Reading the listing below, count the lines that contain the word "Licensing" and give that count alone.
────
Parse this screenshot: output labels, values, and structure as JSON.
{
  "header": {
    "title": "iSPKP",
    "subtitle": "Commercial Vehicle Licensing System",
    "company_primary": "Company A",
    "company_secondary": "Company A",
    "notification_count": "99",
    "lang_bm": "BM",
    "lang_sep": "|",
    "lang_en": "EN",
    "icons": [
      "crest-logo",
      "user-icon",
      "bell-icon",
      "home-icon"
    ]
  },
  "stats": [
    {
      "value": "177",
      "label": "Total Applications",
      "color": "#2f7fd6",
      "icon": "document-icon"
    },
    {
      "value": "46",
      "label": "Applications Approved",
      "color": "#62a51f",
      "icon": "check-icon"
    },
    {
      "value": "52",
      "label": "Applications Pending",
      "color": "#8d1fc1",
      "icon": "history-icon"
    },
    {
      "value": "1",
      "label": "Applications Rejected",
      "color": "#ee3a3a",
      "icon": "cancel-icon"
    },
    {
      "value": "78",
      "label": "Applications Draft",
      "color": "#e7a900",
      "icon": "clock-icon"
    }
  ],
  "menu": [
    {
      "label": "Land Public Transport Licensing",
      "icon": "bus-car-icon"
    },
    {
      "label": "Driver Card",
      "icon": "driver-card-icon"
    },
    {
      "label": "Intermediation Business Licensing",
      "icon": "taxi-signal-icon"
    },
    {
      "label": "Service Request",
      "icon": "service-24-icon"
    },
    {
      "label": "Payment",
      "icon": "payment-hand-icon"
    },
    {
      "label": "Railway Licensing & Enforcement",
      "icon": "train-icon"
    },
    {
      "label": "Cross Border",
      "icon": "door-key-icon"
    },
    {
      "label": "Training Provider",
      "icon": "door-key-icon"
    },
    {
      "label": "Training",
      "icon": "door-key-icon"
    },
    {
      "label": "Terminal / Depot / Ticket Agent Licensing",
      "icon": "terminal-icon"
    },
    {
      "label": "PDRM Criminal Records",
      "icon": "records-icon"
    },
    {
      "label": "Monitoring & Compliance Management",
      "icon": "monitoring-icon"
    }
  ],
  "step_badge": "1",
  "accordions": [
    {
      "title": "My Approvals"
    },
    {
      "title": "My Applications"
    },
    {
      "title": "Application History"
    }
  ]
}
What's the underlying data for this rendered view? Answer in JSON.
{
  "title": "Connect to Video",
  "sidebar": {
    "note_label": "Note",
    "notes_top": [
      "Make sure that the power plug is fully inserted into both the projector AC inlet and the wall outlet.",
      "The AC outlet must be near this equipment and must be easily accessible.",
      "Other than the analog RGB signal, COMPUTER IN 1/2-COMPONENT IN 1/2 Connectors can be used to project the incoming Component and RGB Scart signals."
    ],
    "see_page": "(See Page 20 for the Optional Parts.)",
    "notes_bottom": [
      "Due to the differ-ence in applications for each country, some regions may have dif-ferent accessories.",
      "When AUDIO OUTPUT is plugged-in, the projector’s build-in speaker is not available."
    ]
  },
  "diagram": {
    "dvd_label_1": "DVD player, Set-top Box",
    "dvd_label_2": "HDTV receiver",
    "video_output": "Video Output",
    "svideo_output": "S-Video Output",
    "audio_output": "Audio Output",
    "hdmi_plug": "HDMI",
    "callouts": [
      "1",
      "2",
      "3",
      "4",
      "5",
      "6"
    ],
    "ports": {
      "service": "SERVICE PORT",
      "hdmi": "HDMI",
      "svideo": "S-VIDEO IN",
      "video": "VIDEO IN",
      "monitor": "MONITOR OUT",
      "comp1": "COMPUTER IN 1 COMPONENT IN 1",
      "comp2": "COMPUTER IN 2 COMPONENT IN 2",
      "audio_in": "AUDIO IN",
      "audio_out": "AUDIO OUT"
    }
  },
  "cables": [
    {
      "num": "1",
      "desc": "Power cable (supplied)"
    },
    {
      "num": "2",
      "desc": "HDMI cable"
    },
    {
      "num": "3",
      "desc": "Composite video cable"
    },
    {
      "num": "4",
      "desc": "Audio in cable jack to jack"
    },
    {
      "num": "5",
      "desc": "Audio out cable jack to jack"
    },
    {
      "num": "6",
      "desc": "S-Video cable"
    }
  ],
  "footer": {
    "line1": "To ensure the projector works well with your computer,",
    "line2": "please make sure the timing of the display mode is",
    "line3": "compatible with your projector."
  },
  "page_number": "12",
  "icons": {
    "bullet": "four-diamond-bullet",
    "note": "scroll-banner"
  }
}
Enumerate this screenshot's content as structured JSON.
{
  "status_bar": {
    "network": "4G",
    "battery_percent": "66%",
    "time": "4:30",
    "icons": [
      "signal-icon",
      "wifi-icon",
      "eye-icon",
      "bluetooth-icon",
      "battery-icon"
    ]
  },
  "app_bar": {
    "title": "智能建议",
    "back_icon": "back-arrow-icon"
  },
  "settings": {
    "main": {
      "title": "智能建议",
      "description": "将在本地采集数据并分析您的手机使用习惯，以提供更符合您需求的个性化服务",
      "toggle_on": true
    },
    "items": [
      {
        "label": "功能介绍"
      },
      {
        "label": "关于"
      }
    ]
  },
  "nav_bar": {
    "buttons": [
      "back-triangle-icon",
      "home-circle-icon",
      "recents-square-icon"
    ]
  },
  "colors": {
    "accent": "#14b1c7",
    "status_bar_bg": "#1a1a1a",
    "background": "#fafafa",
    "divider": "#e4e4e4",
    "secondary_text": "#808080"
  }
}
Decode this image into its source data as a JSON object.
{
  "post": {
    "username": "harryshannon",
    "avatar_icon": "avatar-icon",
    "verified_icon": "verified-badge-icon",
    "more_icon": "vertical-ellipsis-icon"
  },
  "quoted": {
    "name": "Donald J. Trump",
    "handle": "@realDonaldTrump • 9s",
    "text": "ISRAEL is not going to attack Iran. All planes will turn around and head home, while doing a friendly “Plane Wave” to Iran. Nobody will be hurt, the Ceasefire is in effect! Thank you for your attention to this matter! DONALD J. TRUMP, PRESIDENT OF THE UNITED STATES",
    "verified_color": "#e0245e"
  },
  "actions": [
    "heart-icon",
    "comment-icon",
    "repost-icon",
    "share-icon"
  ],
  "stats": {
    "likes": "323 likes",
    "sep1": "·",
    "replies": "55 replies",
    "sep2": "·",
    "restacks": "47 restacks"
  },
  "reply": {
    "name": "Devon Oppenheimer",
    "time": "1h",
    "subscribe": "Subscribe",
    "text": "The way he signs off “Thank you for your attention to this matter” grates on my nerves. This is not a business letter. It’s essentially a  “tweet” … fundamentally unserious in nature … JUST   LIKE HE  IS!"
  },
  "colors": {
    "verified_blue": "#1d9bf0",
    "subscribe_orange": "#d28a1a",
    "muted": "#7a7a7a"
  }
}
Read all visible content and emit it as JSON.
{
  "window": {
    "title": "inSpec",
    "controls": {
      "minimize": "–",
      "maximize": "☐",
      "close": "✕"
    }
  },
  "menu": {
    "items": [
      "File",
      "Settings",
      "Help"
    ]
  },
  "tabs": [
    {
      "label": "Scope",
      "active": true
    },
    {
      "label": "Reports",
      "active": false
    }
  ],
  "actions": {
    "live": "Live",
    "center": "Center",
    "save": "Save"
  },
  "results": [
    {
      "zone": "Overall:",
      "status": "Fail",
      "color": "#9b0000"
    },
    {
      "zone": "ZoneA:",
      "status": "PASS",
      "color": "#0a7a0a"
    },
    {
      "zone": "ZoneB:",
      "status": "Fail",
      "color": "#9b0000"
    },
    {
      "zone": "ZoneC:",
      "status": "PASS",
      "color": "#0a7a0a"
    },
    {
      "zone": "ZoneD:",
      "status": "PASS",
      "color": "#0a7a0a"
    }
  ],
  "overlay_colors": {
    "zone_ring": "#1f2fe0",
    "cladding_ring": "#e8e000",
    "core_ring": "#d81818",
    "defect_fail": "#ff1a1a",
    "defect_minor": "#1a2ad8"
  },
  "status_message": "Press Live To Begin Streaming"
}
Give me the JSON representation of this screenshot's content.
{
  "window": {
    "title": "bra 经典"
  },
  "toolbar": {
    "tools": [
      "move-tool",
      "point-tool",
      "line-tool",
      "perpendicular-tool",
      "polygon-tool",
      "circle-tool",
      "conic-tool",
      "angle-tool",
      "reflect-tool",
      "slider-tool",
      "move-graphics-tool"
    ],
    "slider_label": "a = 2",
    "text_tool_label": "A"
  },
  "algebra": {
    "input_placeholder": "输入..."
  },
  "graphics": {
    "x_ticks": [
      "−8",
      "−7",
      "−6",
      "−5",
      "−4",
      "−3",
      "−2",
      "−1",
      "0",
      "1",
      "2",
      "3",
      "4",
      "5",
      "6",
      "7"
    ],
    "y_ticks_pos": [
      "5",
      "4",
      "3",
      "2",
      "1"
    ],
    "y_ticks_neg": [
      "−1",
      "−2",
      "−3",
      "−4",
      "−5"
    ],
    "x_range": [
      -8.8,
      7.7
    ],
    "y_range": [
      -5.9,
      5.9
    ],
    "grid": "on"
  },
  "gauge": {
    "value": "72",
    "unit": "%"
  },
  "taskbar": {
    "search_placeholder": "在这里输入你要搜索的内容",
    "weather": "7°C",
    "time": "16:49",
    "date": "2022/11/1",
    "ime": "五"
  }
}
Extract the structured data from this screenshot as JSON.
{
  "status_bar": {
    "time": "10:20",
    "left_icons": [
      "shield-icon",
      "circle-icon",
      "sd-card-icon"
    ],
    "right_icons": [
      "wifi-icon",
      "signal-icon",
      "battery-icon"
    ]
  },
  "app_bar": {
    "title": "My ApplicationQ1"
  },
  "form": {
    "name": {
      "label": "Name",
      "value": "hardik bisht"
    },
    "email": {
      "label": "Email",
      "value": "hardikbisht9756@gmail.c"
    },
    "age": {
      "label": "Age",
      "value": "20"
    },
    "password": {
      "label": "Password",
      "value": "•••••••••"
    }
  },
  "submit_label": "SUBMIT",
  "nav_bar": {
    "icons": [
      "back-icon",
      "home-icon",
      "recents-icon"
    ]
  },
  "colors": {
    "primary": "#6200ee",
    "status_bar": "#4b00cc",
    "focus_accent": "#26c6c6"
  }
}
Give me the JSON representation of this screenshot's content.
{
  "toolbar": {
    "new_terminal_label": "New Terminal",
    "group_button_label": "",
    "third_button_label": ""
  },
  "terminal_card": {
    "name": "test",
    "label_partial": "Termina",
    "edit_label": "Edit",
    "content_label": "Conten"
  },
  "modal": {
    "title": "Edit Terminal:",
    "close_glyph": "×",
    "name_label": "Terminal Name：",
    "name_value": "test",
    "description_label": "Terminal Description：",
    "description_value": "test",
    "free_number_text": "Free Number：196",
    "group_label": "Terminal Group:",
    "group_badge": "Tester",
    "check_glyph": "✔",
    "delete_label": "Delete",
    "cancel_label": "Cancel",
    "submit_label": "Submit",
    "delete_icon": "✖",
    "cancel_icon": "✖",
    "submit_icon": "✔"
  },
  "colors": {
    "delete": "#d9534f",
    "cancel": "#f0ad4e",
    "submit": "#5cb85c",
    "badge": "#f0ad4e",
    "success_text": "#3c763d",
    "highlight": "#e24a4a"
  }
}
────
## Answer
5